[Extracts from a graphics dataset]
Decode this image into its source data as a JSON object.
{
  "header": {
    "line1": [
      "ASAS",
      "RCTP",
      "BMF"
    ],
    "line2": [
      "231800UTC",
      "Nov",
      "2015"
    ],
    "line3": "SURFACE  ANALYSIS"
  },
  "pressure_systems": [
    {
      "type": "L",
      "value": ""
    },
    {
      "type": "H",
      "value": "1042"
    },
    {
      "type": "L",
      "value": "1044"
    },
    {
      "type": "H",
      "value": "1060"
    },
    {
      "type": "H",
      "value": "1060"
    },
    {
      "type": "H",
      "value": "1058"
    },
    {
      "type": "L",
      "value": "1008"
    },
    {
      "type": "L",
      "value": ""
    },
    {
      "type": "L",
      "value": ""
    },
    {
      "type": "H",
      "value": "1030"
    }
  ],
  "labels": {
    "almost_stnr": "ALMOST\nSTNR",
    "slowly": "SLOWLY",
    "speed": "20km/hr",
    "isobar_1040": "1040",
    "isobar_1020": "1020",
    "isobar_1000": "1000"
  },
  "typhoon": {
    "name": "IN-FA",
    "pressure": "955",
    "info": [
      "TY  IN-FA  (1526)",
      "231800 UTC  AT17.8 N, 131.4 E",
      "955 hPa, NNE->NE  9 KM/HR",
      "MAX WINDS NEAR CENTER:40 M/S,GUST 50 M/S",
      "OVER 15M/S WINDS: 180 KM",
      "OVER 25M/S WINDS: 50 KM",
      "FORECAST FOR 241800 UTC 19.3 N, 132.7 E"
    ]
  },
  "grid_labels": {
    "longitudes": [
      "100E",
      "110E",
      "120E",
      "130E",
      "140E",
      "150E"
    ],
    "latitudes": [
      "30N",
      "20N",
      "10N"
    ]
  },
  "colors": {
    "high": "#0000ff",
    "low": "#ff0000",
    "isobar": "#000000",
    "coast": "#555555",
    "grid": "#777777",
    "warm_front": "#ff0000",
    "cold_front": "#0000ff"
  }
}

INSTRUCTIONS TO FOLLOW.
Only a number is wanted: how many lines contain "OVER"?

REPLY TO THE TASK.
2